# Material to process
===============

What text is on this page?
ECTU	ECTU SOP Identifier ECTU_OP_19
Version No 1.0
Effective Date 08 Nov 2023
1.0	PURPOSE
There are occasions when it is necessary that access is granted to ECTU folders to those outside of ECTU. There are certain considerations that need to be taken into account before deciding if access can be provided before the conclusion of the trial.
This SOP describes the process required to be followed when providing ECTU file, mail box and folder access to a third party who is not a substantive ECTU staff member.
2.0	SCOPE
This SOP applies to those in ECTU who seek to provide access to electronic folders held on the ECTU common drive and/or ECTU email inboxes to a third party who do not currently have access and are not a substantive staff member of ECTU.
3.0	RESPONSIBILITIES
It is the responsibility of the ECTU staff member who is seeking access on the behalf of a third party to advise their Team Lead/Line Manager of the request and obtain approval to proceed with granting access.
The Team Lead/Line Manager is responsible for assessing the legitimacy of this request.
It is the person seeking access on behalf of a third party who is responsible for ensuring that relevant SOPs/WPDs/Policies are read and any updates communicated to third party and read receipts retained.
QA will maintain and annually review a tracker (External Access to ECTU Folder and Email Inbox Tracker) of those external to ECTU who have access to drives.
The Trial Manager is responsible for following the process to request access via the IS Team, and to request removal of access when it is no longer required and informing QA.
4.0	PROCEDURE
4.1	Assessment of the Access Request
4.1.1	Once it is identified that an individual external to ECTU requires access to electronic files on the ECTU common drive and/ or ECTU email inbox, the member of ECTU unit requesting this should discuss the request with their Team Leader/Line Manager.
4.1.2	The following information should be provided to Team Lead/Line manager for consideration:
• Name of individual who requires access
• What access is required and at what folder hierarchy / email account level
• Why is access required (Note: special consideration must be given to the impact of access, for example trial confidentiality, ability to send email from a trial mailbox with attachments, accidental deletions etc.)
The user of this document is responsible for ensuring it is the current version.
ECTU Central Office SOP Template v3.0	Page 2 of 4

===============

# Task objective
Find every line in the records above that contains the word "provided", and copy each one.

# Final result
There are occasions when it is necessary that access is granted to ECTU folders to those outside of ECTU. There are certain considerations that need to be taken into account before deciding if access can be provided before the conclusion of the trial.
4.1.2	The following information should be provided to Team Lead/Line manager for consideration:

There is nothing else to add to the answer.